Task objective: Output every record below exactly.

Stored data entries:
■ ■ ■

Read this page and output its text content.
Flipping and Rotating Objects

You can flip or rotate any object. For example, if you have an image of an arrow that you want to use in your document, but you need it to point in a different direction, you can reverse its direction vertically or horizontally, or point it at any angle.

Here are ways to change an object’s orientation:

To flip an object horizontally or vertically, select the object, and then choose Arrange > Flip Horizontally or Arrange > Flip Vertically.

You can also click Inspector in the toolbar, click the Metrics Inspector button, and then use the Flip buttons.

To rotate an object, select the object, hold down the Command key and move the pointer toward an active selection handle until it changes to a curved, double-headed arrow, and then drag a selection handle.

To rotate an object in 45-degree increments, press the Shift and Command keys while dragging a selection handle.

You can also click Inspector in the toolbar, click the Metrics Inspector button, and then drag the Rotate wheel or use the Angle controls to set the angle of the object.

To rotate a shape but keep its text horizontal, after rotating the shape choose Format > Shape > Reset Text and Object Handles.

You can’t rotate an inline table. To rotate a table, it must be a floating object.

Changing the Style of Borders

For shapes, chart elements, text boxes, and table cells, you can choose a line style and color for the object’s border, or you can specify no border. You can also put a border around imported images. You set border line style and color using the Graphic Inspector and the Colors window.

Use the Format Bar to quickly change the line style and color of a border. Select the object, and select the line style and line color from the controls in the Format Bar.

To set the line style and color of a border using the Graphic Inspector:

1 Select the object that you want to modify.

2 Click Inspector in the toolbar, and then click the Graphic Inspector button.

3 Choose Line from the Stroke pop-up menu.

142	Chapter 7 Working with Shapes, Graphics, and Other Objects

■ ■ ■

Exercise response:
Read this page and output its text content.
Flipping and Rotating Objects

You can flip or rotate any object. For example, if you have an image of an arrow that you want to use in your document, but you need it to point in a different direction, you can reverse its direction vertically or horizontally, or point it at any angle.

Here are ways to change an object’s orientation:

To flip an object horizontally or vertically, select the object, and then choose Arrange > Flip Horizontally or Arrange > Flip Vertically.

You can also click Inspector in the toolbar, click the Metrics Inspector button, and then use the Flip buttons.

To rotate an object, select the object, hold down the Command key and move the pointer toward an active selection handle until it changes to a curved, double-headed arrow, and then drag a selection handle.

To rotate an object in 45-degree increments, press the Shift and Command keys while dragging a selection handle.

You can also click Inspector in the toolbar, click the Metrics Inspector button, and then drag the Rotate wheel or use the Angle controls to set the angle of the object.

To rotate a shape but keep its text horizontal, after rotating the shape choose Format > Shape > Reset Text and Object Handles.

You can’t rotate an inline table. To rotate a table, it must be a floating object.

Changing the Style of Borders

For shapes, chart elements, text boxes, and table cells, you can choose a line style and color for the object’s border, or you can specify no border. You can also put a border around imported images. You set border line style and color using the Graphic Inspector and the Colors window.

Use the Format Bar to quickly change the line style and color of a border. Select the object, and select the line style and line color from the controls in the Format Bar.

To set the line style and color of a border using the Graphic Inspector:

1 Select the object that you want to modify.

2 Click Inspector in the toolbar, and then click the Graphic Inspector button.

3 Choose Line from the Stroke pop-up menu.

142	Chapter 7 Working with Shapes, Graphics, and Other Objects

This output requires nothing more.